[Records about charts and figures]
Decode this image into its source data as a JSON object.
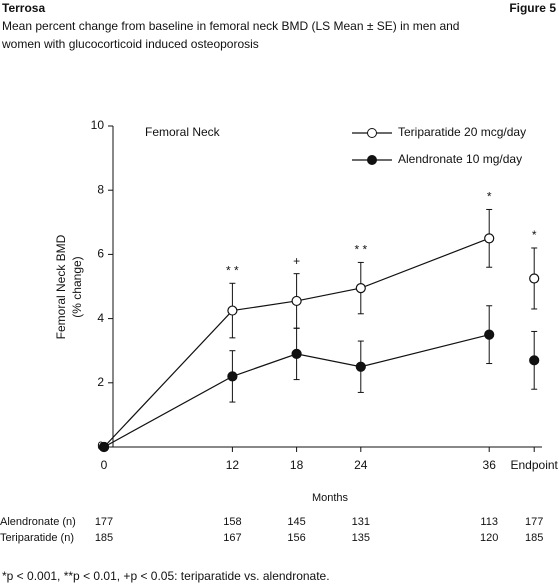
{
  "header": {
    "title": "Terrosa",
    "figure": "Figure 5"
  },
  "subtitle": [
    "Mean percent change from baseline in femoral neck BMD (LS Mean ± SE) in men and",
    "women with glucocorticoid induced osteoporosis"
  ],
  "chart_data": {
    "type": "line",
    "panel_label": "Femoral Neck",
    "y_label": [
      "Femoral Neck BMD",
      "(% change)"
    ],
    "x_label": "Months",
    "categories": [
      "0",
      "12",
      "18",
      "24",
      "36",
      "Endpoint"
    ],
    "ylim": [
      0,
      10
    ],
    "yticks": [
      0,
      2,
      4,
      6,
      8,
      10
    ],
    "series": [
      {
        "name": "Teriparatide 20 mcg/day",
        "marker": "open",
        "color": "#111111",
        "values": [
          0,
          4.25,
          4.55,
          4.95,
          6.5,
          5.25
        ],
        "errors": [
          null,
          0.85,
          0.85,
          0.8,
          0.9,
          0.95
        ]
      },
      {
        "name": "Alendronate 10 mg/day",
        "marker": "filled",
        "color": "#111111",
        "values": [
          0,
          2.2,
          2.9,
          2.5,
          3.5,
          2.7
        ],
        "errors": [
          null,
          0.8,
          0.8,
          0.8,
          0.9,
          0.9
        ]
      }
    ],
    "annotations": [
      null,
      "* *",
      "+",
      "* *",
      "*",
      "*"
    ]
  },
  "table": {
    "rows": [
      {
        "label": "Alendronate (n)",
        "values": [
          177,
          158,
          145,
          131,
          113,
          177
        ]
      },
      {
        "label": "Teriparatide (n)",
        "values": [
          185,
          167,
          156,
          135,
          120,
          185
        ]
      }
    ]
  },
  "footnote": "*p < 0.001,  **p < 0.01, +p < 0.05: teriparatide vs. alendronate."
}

#### What you will do
Quote all of the entries word for word, omitting any pictures.

#### Output of the task
Decode this image into its source data as a JSON object.
{
  "header": {
    "title": "Terrosa",
    "figure": "Figure 5"
  },
  "subtitle": [
    "Mean percent change from baseline in femoral neck BMD (LS Mean ± SE) in men and",
    "women with glucocorticoid induced osteoporosis"
  ],
  "chart_data": {
    "type": "line",
    "panel_label": "Femoral Neck",
    "y_label": [
      "Femoral Neck BMD",
      "(% change)"
    ],
    "x_label": "Months",
    "categories": [
      "0",
      "12",
      "18",
      "24",
      "36",
      "Endpoint"
    ],
    "ylim": [
      0,
      10
    ],
    "yticks": [
      0,
      2,
      4,
      6,
      8,
      10
    ],
    "series": [
      {
        "name": "Teriparatide 20 mcg/day",
        "marker": "open",
        "color": "#111111",
        "values": [
          0,
          4.25,
          4.55,
          4.95,
          6.5,
          5.25
        ],
        "errors": [
          null,
          0.85,
          0.85,
          0.8,
          0.9,
          0.95
        ]
      },
      {
        "name": "Alendronate 10 mg/day",
        "marker": "filled",
        "color": "#111111",
        "values": [
          0,
          2.2,
          2.9,
          2.5,
          3.5,
          2.7
        ],
        "errors": [
          null,
          0.8,
          0.8,
          0.8,
          0.9,
          0.9
        ]
      }
    ],
    "annotations": [
      null,
      "* *",
      "+",
      "* *",
      "*",
      "*"
    ]
  },
  "table": {
    "rows": [
      {
        "label": "Alendronate (n)",
        "values": [
          177,
          158,
          145,
          131,
          113,
          177
        ]
      },
      {
        "label": "Teriparatide (n)",
        "values": [
          185,
          167,
          156,
          135,
          120,
          185
        ]
      }
    ]
  },
  "footnote": "*p < 0.001,  **p < 0.01, +p < 0.05: teriparatide vs. alendronate."
}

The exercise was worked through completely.